═══ MATERIALS PROVIDED ═══
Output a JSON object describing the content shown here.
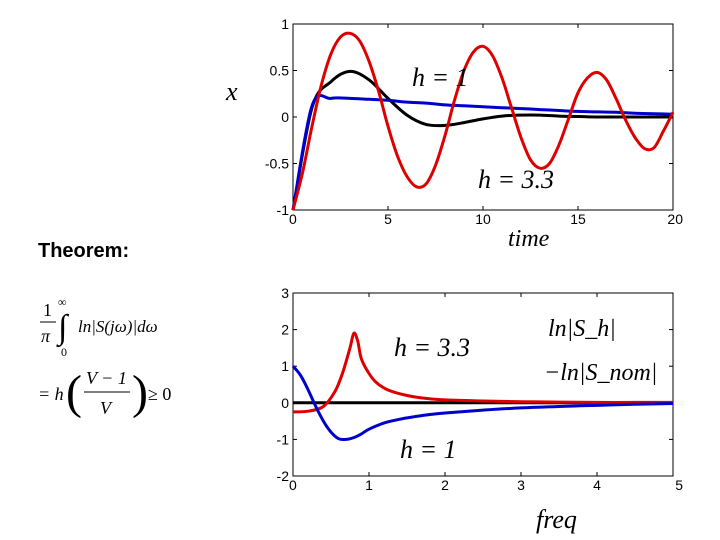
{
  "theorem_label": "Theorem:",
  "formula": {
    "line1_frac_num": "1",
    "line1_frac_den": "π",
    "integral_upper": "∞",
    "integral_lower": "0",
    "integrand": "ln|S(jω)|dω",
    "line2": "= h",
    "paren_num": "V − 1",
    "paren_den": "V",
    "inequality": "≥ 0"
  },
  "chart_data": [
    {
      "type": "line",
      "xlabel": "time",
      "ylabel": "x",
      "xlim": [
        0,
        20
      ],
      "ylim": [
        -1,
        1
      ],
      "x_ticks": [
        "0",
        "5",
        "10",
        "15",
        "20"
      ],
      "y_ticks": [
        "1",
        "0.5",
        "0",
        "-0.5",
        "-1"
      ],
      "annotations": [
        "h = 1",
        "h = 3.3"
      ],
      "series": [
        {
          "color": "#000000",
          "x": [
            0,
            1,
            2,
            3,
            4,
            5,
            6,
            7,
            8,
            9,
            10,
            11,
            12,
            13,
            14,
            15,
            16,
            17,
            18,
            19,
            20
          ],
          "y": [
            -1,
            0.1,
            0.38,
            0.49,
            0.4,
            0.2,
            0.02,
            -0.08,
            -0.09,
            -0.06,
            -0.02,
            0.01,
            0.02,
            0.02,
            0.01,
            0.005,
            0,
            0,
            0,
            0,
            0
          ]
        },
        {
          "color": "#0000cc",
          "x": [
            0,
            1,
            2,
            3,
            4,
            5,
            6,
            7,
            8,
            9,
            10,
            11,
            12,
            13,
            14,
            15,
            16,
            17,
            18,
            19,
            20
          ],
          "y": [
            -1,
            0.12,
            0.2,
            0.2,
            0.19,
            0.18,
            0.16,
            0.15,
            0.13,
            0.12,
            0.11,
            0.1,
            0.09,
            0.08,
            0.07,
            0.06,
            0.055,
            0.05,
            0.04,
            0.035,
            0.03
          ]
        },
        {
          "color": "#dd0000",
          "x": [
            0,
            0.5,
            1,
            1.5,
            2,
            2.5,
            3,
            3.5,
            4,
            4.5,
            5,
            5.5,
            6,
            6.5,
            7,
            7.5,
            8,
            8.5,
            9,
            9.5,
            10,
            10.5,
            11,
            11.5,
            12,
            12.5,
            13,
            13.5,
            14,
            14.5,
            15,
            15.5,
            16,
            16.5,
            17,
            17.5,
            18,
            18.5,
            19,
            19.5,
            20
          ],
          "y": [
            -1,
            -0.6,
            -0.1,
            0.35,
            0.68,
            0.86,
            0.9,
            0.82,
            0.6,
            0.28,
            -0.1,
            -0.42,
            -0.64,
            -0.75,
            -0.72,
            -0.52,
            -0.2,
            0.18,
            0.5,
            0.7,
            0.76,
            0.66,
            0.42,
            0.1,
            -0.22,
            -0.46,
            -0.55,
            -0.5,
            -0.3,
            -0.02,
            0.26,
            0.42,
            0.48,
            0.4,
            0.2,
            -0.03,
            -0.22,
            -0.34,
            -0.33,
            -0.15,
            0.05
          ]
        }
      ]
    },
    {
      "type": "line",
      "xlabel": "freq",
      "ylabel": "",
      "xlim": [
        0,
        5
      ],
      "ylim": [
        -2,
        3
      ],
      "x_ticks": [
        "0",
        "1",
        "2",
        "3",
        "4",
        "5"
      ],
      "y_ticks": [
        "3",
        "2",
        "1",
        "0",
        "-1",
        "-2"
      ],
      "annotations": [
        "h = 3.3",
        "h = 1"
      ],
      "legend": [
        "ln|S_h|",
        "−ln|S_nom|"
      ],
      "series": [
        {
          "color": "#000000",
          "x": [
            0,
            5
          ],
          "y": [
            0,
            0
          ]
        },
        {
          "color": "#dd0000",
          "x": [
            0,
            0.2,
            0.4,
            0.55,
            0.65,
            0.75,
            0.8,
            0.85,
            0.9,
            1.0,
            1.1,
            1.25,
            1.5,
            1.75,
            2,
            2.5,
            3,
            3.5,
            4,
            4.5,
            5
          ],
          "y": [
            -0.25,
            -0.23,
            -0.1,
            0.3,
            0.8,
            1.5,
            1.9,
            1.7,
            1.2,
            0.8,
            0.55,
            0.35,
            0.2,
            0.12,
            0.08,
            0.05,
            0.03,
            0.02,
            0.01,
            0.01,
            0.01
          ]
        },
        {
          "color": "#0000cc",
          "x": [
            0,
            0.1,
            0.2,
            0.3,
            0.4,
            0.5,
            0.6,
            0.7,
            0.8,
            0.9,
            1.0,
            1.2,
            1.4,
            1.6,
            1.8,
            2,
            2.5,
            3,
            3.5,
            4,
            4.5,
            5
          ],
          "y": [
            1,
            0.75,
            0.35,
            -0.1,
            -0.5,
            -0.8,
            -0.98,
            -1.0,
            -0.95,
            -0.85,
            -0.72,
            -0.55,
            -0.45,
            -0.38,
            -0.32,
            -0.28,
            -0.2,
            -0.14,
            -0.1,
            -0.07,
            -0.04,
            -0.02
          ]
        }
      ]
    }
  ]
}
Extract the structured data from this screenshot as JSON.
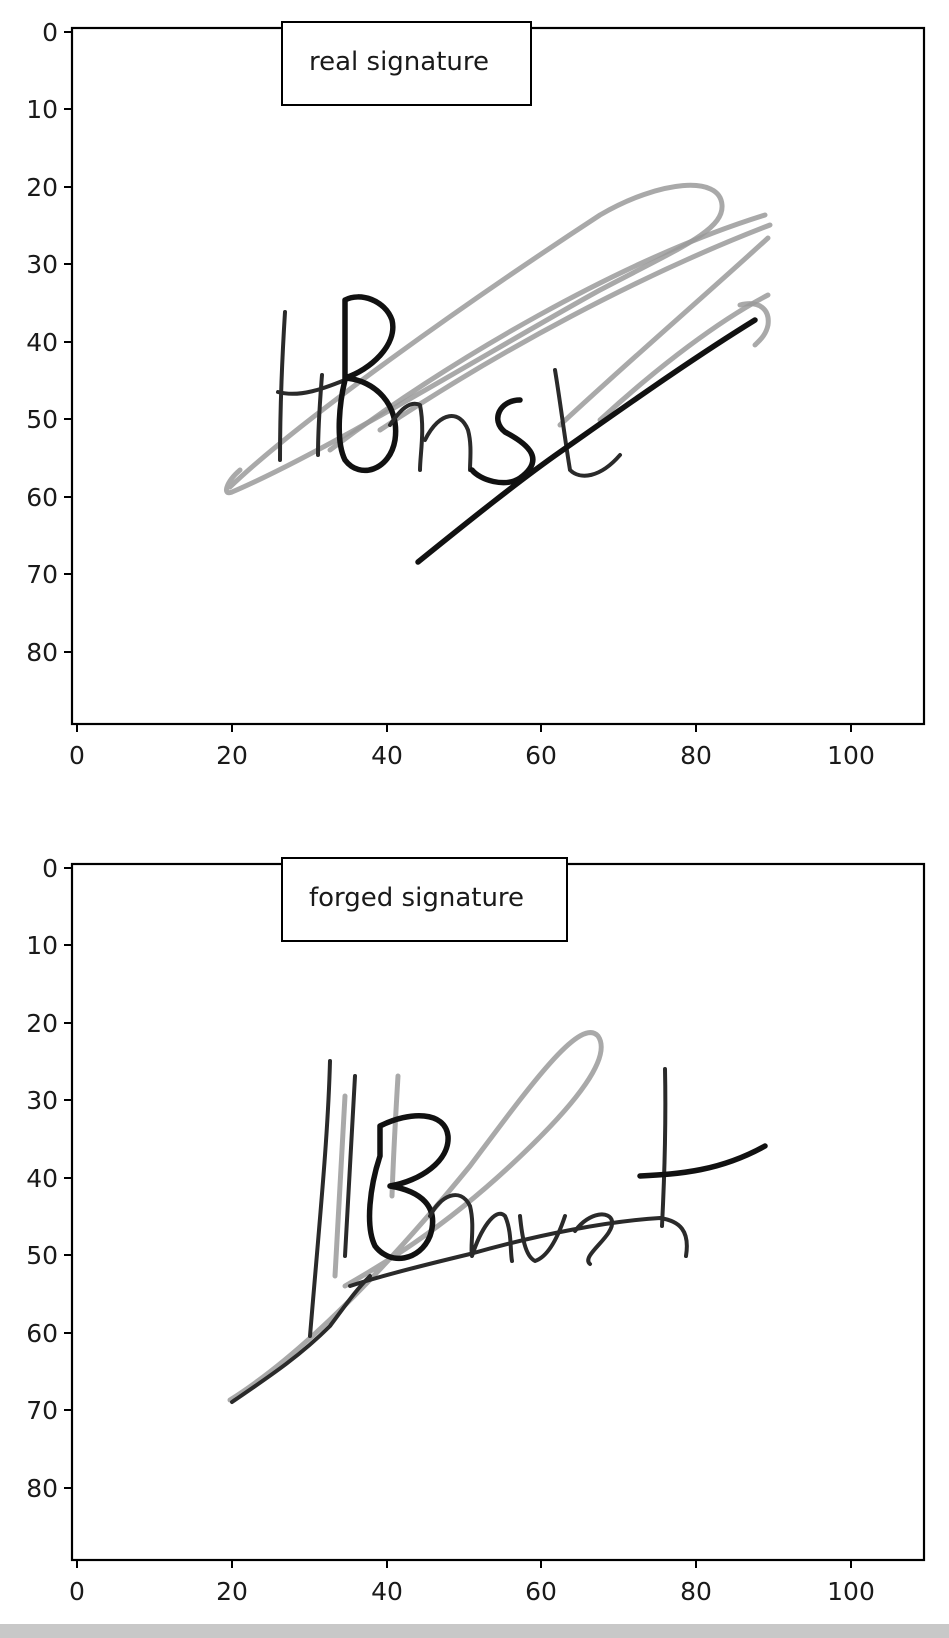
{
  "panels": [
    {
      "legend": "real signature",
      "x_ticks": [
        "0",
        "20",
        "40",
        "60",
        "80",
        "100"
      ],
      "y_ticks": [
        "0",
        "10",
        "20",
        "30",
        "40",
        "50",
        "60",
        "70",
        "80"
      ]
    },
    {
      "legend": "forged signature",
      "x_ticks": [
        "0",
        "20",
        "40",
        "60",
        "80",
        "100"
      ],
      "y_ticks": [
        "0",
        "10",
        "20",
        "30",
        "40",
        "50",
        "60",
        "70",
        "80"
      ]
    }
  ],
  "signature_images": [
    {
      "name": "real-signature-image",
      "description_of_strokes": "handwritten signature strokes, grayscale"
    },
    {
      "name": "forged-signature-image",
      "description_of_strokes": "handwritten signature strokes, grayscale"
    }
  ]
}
═══
▸ **TASK REQUIREMENTS**
Your task is to retype all the entries exactly and leave out any pictures.

▸ **TASK OUTPUT**
Output a JSON object describing the content shown here.
{
  "theorem_label": "Theorem:",
  "formula": {
    "line1_frac_num": "1",
    "line1_frac_den": "π",
    "integral_upper": "∞",
    "integral_lower": "0",
    "integrand": "ln|S(jω)|dω",
    "line2": "= h",
    "paren_num": "V − 1",
    "paren_den": "V",
    "inequality": "≥ 0"
  },
  "chart_data": [
    {
      "type": "line",
      "xlabel": "time",
      "ylabel": "x",
      "xlim": [
        0,
        20
      ],
      "ylim": [
        -1,
        1
      ],
      "x_ticks": [
        "0",
        "5",
        "10",
        "15",
        "20"
      ],
      "y_ticks": [
        "1",
        "0.5",
        "0",
        "-0.5",
        "-1"
      ],
      "annotations": [
        "h = 1",
        "h = 3.3"
      ],
      "series": [
        {
          "color": "#000000",
          "x": [
            0,
            1,
            2,
            3,
            4,
            5,
            6,
            7,
            8,
            9,
            10,
            11,
            12,
            13,
            14,
            15,
            16,
            17,
            18,
            19,
            20
          ],
          "y": [
            -1,
            0.1,
            0.38,
            0.49,
            0.4,
            0.2,
            0.02,
            -0.08,
            -0.09,
            -0.06,
            -0.02,
            0.01,
            0.02,
            0.02,
            0.01,
            0.005,
            0,
            0,
            0,
            0,
            0
          ]
        },
        {
          "color": "#0000cc",
          "x": [
            0,
            1,
            2,
            3,
            4,
            5,
            6,
            7,
            8,
            9,
            10,
            11,
            12,
            13,
            14,
            15,
            16,
            17,
            18,
            19,
            20
          ],
          "y": [
            -1,
            0.12,
            0.2,
            0.2,
            0.19,
            0.18,
            0.16,
            0.15,
            0.13,
            0.12,
            0.11,
            0.1,
            0.09,
            0.08,
            0.07,
            0.06,
            0.055,
            0.05,
            0.04,
            0.035,
            0.03
          ]
        },
        {
          "color": "#dd0000",
          "x": [
            0,
            0.5,
            1,
            1.5,
            2,
            2.5,
            3,
            3.5,
            4,
            4.5,
            5,
            5.5,
            6,
            6.5,
            7,
            7.5,
            8,
            8.5,
            9,
            9.5,
            10,
            10.5,
            11,
            11.5,
            12,
            12.5,
            13,
            13.5,
            14,
            14.5,
            15,
            15.5,
            16,
            16.5,
            17,
            17.5,
            18,
            18.5,
            19,
            19.5,
            20
          ],
          "y": [
            -1,
            -0.6,
            -0.1,
            0.35,
            0.68,
            0.86,
            0.9,
            0.82,
            0.6,
            0.28,
            -0.1,
            -0.42,
            -0.64,
            -0.75,
            -0.72,
            -0.52,
            -0.2,
            0.18,
            0.5,
            0.7,
            0.76,
            0.66,
            0.42,
            0.1,
            -0.22,
            -0.46,
            -0.55,
            -0.5,
            -0.3,
            -0.02,
            0.26,
            0.42,
            0.48,
            0.4,
            0.2,
            -0.03,
            -0.22,
            -0.34,
            -0.33,
            -0.15,
            0.05
          ]
        }
      ]
    },
    {
      "type": "line",
      "xlabel": "freq",
      "ylabel": "",
      "xlim": [
        0,
        5
      ],
      "ylim": [
        -2,
        3
      ],
      "x_ticks": [
        "0",
        "1",
        "2",
        "3",
        "4",
        "5"
      ],
      "y_ticks": [
        "3",
        "2",
        "1",
        "0",
        "-1",
        "-2"
      ],
      "annotations": [
        "h = 3.3",
        "h = 1"
      ],
      "legend": [
        "ln|S_h|",
        "−ln|S_nom|"
      ],
      "series": [
        {
          "color": "#000000",
          "x": [
            0,
            5
          ],
          "y": [
            0,
            0
          ]
        },
        {
          "color": "#dd0000",
          "x": [
            0,
            0.2,
            0.4,
            0.55,
            0.65,
            0.75,
            0.8,
            0.85,
            0.9,
            1.0,
            1.1,
            1.25,
            1.5,
            1.75,
            2,
            2.5,
            3,
            3.5,
            4,
            4.5,
            5
          ],
          "y": [
            -0.25,
            -0.23,
            -0.1,
            0.3,
            0.8,
            1.5,
            1.9,
            1.7,
            1.2,
            0.8,
            0.55,
            0.35,
            0.2,
            0.12,
            0.08,
            0.05,
            0.03,
            0.02,
            0.01,
            0.01,
            0.01
          ]
        },
        {
          "color": "#0000cc",
          "x": [
            0,
            0.1,
            0.2,
            0.3,
            0.4,
            0.5,
            0.6,
            0.7,
            0.8,
            0.9,
            1.0,
            1.2,
            1.4,
            1.6,
            1.8,
            2,
            2.5,
            3,
            3.5,
            4,
            4.5,
            5
          ],
          "y": [
            1,
            0.75,
            0.35,
            -0.1,
            -0.5,
            -0.8,
            -0.98,
            -1.0,
            -0.95,
            -0.85,
            -0.72,
            -0.55,
            -0.45,
            -0.38,
            -0.32,
            -0.28,
            -0.2,
            -0.14,
            -0.1,
            -0.07,
            -0.04,
            -0.02
          ]
        }
      ]
    }
  ]
}
Extract the structured data from this screenshot as JSON.
{
  "panels": [
    {
      "legend": "real signature",
      "x_ticks": [
        "0",
        "20",
        "40",
        "60",
        "80",
        "100"
      ],
      "y_ticks": [
        "0",
        "10",
        "20",
        "30",
        "40",
        "50",
        "60",
        "70",
        "80"
      ]
    },
    {
      "legend": "forged signature",
      "x_ticks": [
        "0",
        "20",
        "40",
        "60",
        "80",
        "100"
      ],
      "y_ticks": [
        "0",
        "10",
        "20",
        "30",
        "40",
        "50",
        "60",
        "70",
        "80"
      ]
    }
  ],
  "signature_images": [
    {
      "name": "real-signature-image",
      "description_of_strokes": "handwritten signature strokes, grayscale"
    },
    {
      "name": "forged-signature-image",
      "description_of_strokes": "handwritten signature strokes, grayscale"
    }
  ]
}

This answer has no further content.